Request: Retype exactly and only the lines from the one that contains "Parse this screenshot: output" through the final line of the data; pictures are left out.

Supplied material:
★ ★ ★

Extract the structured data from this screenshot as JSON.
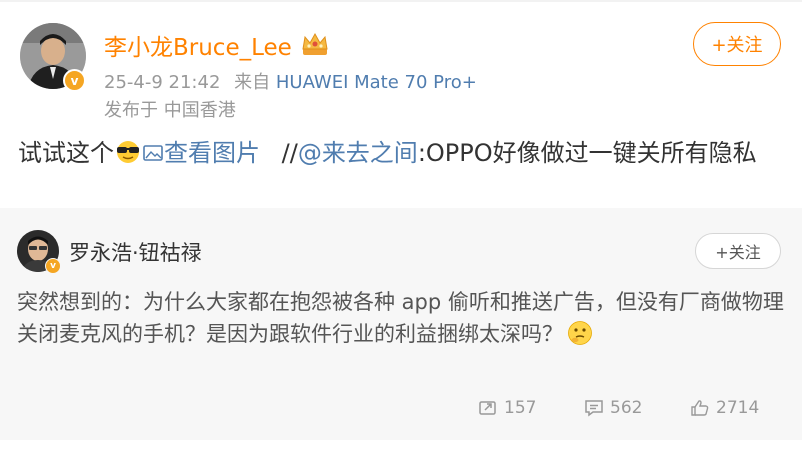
{
  "post": {
    "author": "李小龙Bruce_Lee",
    "timestamp": "25-4-9 21:42",
    "source_prefix": "来自",
    "device": "HUAWEI Mate 70 Pro+",
    "location": "发布于 中国香港",
    "follow_label": "+关注",
    "text_main": "试试这个",
    "view_image_label": "查看图片",
    "repost_sep": "//",
    "repost_user": "@来去之间",
    "repost_text": ":OPPO好像做过一键关所有隐私"
  },
  "retweet": {
    "author": "罗永浩·钮祜禄",
    "follow_label": "+关注",
    "text": "突然想到的：为什么大家都在抱怨被各种 app 偷听和推送广告，但没有厂商做物理关闭麦克风的手机？是因为跟软件行业的利益捆绑太深吗？",
    "reposts": "157",
    "comments": "562",
    "likes": "2714"
  },
  "icons": {
    "verified": "verified-badge-icon",
    "crown": "crown-icon",
    "cool_emoji": "sunglasses-emoji-icon",
    "image": "image-icon",
    "think_emoji": "thinking-emoji-icon",
    "repost": "repost-icon",
    "comment": "comment-icon",
    "like": "thumbs-up-icon"
  },
  "colors": {
    "accent": "#ff8200",
    "link": "#507daf",
    "retweet_bg": "#f7f7f7"
  }
}
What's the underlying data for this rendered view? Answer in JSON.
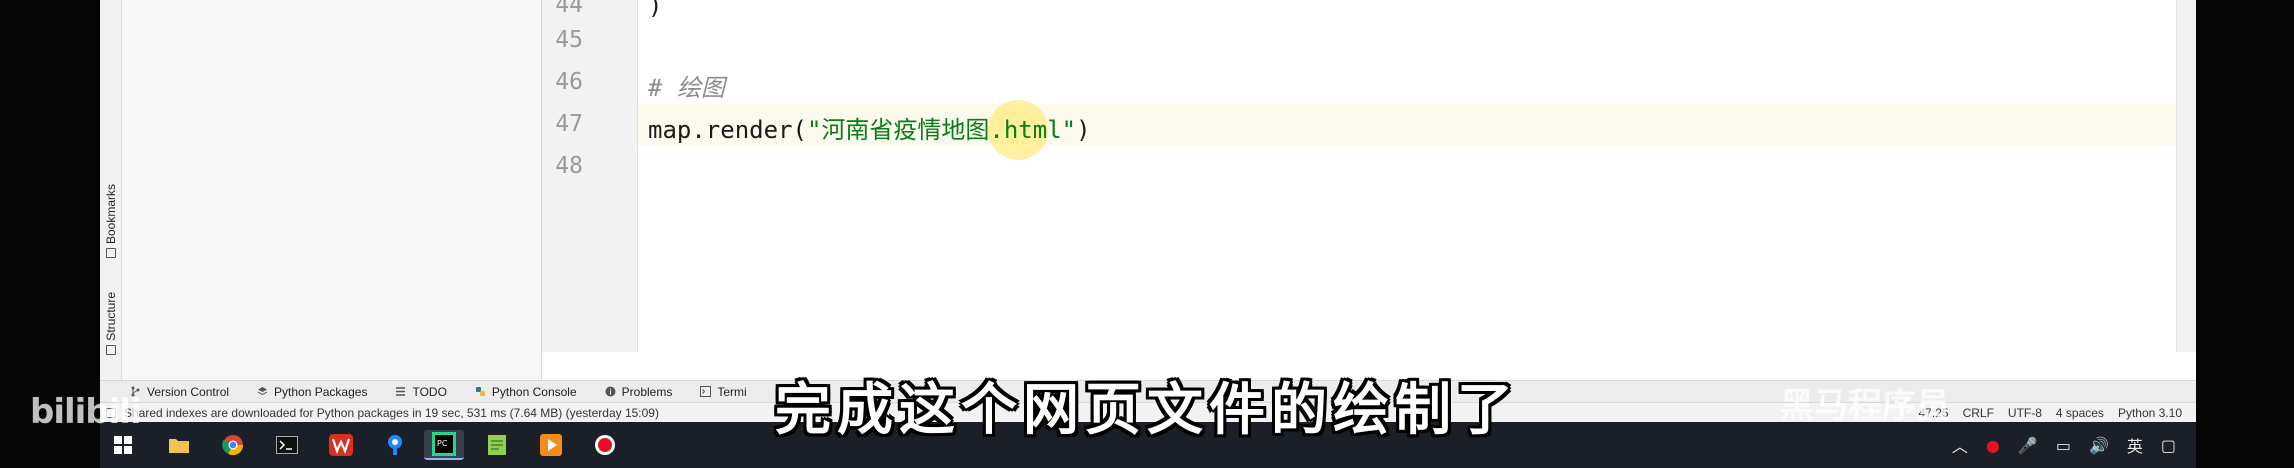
{
  "editor": {
    "line_numbers": [
      "44",
      "45",
      "46",
      "47",
      "48"
    ],
    "lines": [
      {
        "code": ")"
      },
      {
        "code": ""
      },
      {
        "comment": "# 绘图"
      },
      {
        "code_prefix": "map.render(",
        "string": "\"河南省疫情地图.html\"",
        "code_suffix": ")"
      },
      {
        "code": ""
      }
    ]
  },
  "side_tabs": {
    "bookmarks": "Bookmarks",
    "structure": "Structure"
  },
  "tool_windows": [
    {
      "label": "Version Control",
      "icon": "branch-icon"
    },
    {
      "label": "Python Packages",
      "icon": "layers-icon"
    },
    {
      "label": "TODO",
      "icon": "list-icon"
    },
    {
      "label": "Python Console",
      "icon": "python-icon"
    },
    {
      "label": "Problems",
      "icon": "info-icon"
    },
    {
      "label": "Termi",
      "icon": "terminal-icon"
    }
  ],
  "status": {
    "message": "Shared indexes are downloaded for Python packages in 19 sec, 531 ms (7.64 MB) (yesterday 15:09)",
    "position": "47:25",
    "line_sep": "CRLF",
    "encoding": "UTF-8",
    "indent": "4 spaces",
    "interpreter": "Python 3.10"
  },
  "taskbar": {
    "items": [
      "windows-start-icon",
      "file-explorer-icon",
      "chrome-icon",
      "terminal-icon",
      "wps-icon",
      "sourcetree-icon",
      "pycharm-icon",
      "notepad-icon",
      "media-player-icon",
      "record-icon"
    ],
    "tray_lang": "英"
  },
  "overlay": {
    "subtitle": "完成这个网页文件的绘制了",
    "bilibili_logo": "bilibili",
    "brand": "黑马程序员"
  },
  "colors": {
    "string": "#067d17",
    "comment": "#8c8c8c",
    "current_line": "#fcfaed",
    "cursor_highlight": "#ffe65a"
  }
}
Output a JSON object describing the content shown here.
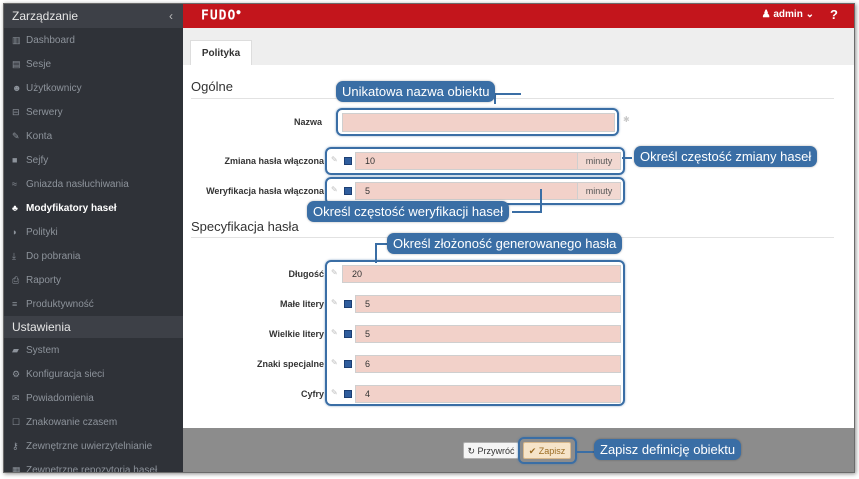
{
  "sidebar": {
    "header": "Zarządzanie",
    "collapse_icon": "chevron-left-icon",
    "items": [
      {
        "label": "Dashboard",
        "icon": "chart-icon"
      },
      {
        "label": "Sesje",
        "icon": "film-icon"
      },
      {
        "label": "Użytkownicy",
        "icon": "users-icon"
      },
      {
        "label": "Serwery",
        "icon": "server-icon"
      },
      {
        "label": "Konta",
        "icon": "pencil-icon"
      },
      {
        "label": "Sejfy",
        "icon": "safe-icon"
      },
      {
        "label": "Gniazda nasłuchiwania",
        "icon": "wifi-icon"
      },
      {
        "label": "Modyfikatory haseł",
        "icon": "sitemap-icon"
      },
      {
        "label": "Polityki",
        "icon": "shield-icon"
      },
      {
        "label": "Do pobrania",
        "icon": "download-icon"
      },
      {
        "label": "Raporty",
        "icon": "print-icon"
      },
      {
        "label": "Produktywność",
        "icon": "bars-icon"
      }
    ],
    "active_index": 7,
    "section2": "Ustawienia",
    "items2": [
      {
        "label": "System",
        "icon": "folder-icon"
      },
      {
        "label": "Konfiguracja sieci",
        "icon": "gears-icon"
      },
      {
        "label": "Powiadomienia",
        "icon": "envelope-icon"
      },
      {
        "label": "Znakowanie czasem",
        "icon": "edit-icon"
      },
      {
        "label": "Zewnętrzne uwierzytelnianie",
        "icon": "key-icon"
      },
      {
        "label": "Zewnętrzne repozytoria haseł",
        "icon": "grid-icon"
      }
    ]
  },
  "topbar": {
    "logo": "FUDO",
    "user": "admin",
    "help": "?",
    "color": "#c3151c"
  },
  "tab": "Polityka",
  "sections": {
    "general": "Ogólne",
    "spec": "Specyfikacja hasła"
  },
  "fields": {
    "name": {
      "label": "Nazwa",
      "value": ""
    },
    "change": {
      "label": "Zmiana hasła włączona",
      "value": "10",
      "unit": "minuty"
    },
    "verify": {
      "label": "Weryfikacja hasła włączona",
      "value": "5",
      "unit": "minuty"
    },
    "length": {
      "label": "Długość",
      "value": "20"
    },
    "lower": {
      "label": "Małe litery",
      "value": "5"
    },
    "upper": {
      "label": "Wielkie litery",
      "value": "5"
    },
    "special": {
      "label": "Znaki specjalne",
      "value": "6"
    },
    "digits": {
      "label": "Cyfry",
      "value": "4"
    }
  },
  "callouts": {
    "name": "Unikatowa nazwa obiektu",
    "change": "Określ częstość zmiany haseł",
    "verify": "Określ częstość weryfikacji haseł",
    "complexity": "Określ złożoność generowanego hasła",
    "save": "Zapisz definicję obiektu"
  },
  "buttons": {
    "reset": "Przywróć",
    "save": "Zapisz"
  }
}
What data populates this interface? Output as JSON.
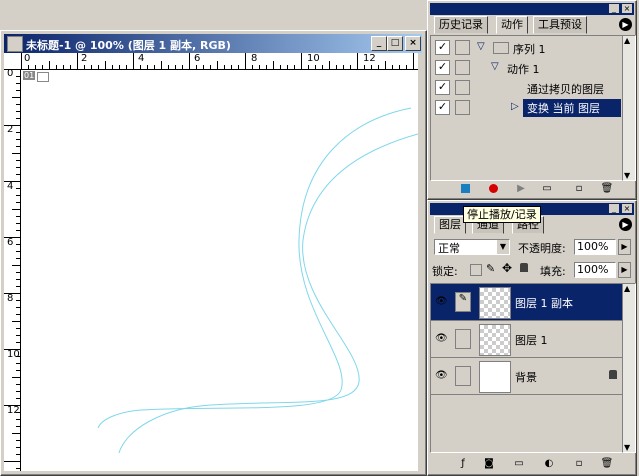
{
  "document": {
    "title": "未标题-1 @ 100% (图层 1 副本, RGB)",
    "ruler_top_labels": [
      "0",
      "2",
      "4",
      "6",
      "8",
      "10",
      "12"
    ],
    "ruler_left_labels": [
      "0",
      "2",
      "4",
      "6",
      "8",
      "10",
      "12"
    ],
    "corner_badge": "01",
    "buttons": {
      "minimize": "_",
      "maximize": "□",
      "close": "×"
    }
  },
  "history_panel": {
    "tabs": [
      "历史记录",
      "动作",
      "工具预设"
    ],
    "active_tab": "动作",
    "rows": [
      {
        "label": "序列 1",
        "checked": true,
        "icon": "folder-icon",
        "expand": "▽"
      },
      {
        "label": "动作 1",
        "checked": true,
        "expand": "▽"
      },
      {
        "label": "通过拷贝的图层",
        "checked": true
      },
      {
        "label": "变换 当前 图层",
        "checked": true,
        "selected": true,
        "expand": "▷"
      }
    ],
    "tooltip": "停止播放/记录"
  },
  "layers_panel": {
    "tabs": [
      "图层",
      "通道",
      "路径"
    ],
    "active_tab": "图层",
    "blend_mode": "正常",
    "opacity_label": "不透明度:",
    "opacity_value": "100%",
    "lock_label": "锁定:",
    "fill_label": "填充:",
    "fill_value": "100%",
    "layers": [
      {
        "name": "图层 1 副本",
        "selected": true,
        "visible": true,
        "thumb": "transparent"
      },
      {
        "name": "图层 1",
        "selected": false,
        "visible": true,
        "thumb": "transparent"
      },
      {
        "name": "背景",
        "selected": false,
        "visible": true,
        "thumb": "white",
        "locked": true
      }
    ]
  },
  "colors": {
    "titlebar": "#0a246a",
    "selection": "#0a246a",
    "stroke": "#7fd7ea",
    "record": "#d60000",
    "stop": "#1a7fbf"
  }
}
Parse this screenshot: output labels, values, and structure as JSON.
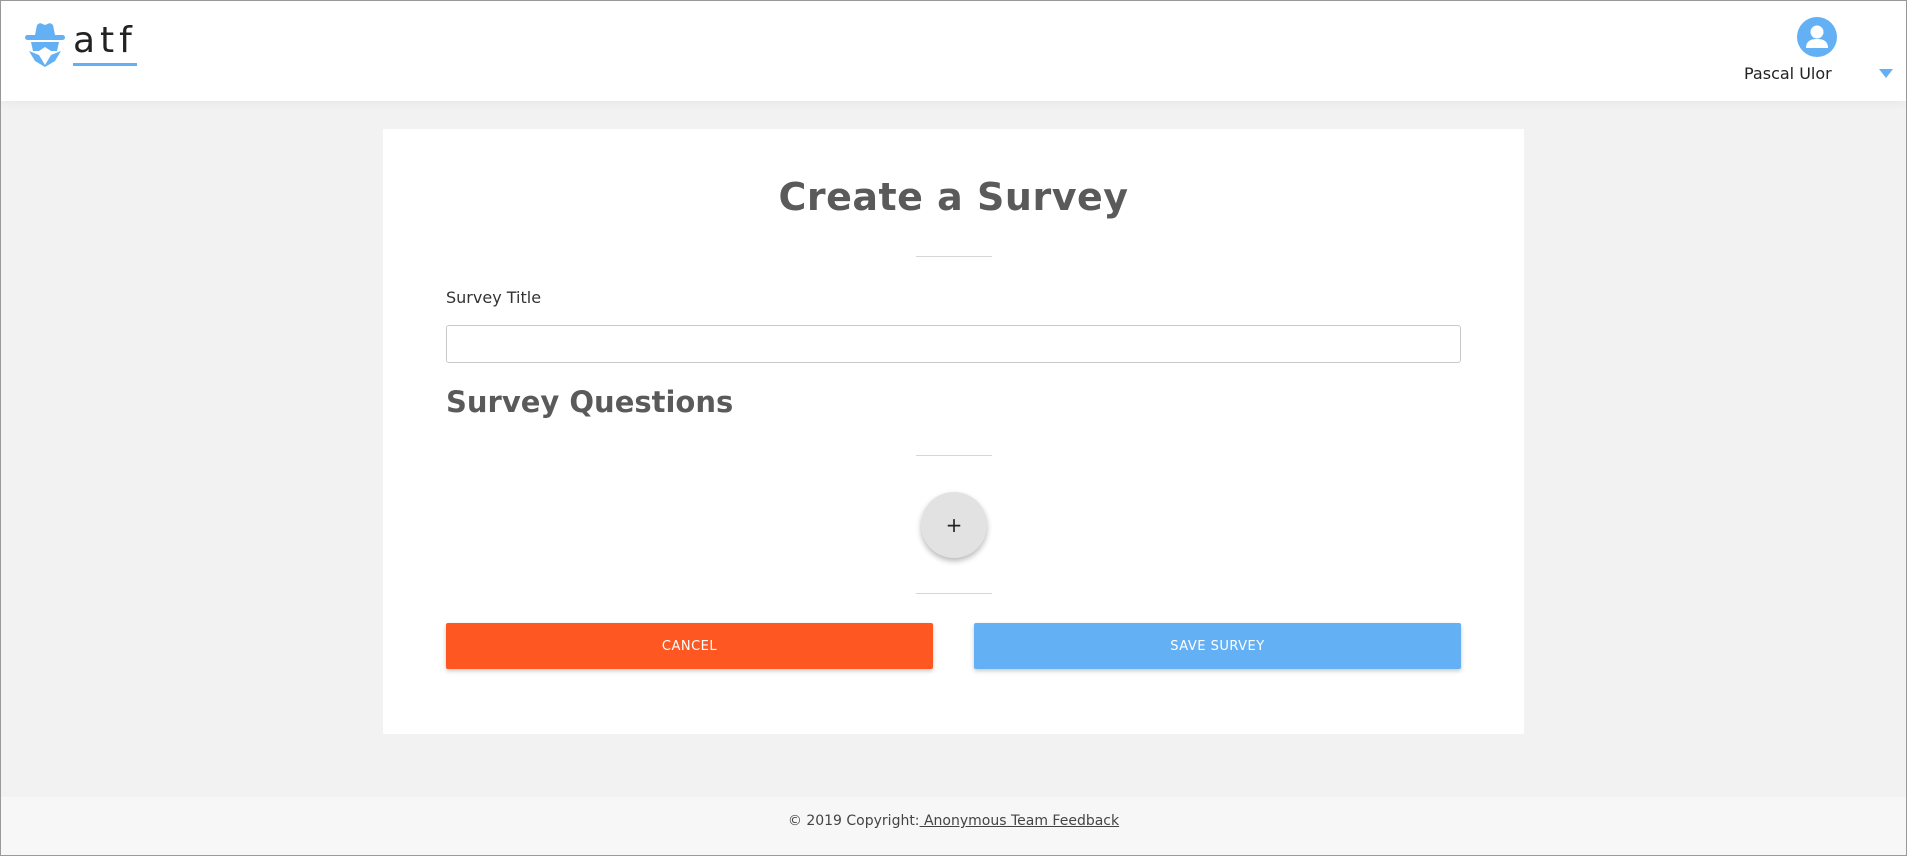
{
  "header": {
    "logo_text": "atf",
    "user": {
      "name": "Pascal Ulor"
    }
  },
  "main": {
    "title": "Create a Survey",
    "survey_title_label": "Survey Title",
    "survey_title_value": "",
    "survey_title_placeholder": "",
    "questions_title": "Survey Questions",
    "add_question_label": "+",
    "cancel_label": "CANCEL",
    "save_label": "SAVE SURVEY"
  },
  "footer": {
    "copyright": "© 2019 Copyright:",
    "link_text": " Anonymous Team Feedback"
  },
  "colors": {
    "accent_blue": "#64b0f5",
    "cancel_orange": "#ff5722",
    "heading_gray": "#5a5a5a",
    "background": "#f2f2f2"
  },
  "icons": {
    "logo": "spy-mask-icon",
    "avatar": "user-avatar-icon",
    "menu": "caret-down-icon"
  }
}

★ ★ ★

In response:
Parse this screenshot: output labels, values, and structure as JSON.
{
  "header": {
    "logo_text": "atf",
    "user": {
      "name": "Pascal Ulor"
    }
  },
  "main": {
    "title": "Create a Survey",
    "survey_title_label": "Survey Title",
    "survey_title_value": "",
    "survey_title_placeholder": "",
    "questions_title": "Survey Questions",
    "add_question_label": "+",
    "cancel_label": "CANCEL",
    "save_label": "SAVE SURVEY"
  },
  "footer": {
    "copyright": "© 2019 Copyright:",
    "link_text": " Anonymous Team Feedback"
  },
  "colors": {
    "accent_blue": "#64b0f5",
    "cancel_orange": "#ff5722",
    "heading_gray": "#5a5a5a",
    "background": "#f2f2f2"
  },
  "icons": {
    "logo": "spy-mask-icon",
    "avatar": "user-avatar-icon",
    "menu": "caret-down-icon"
  }
}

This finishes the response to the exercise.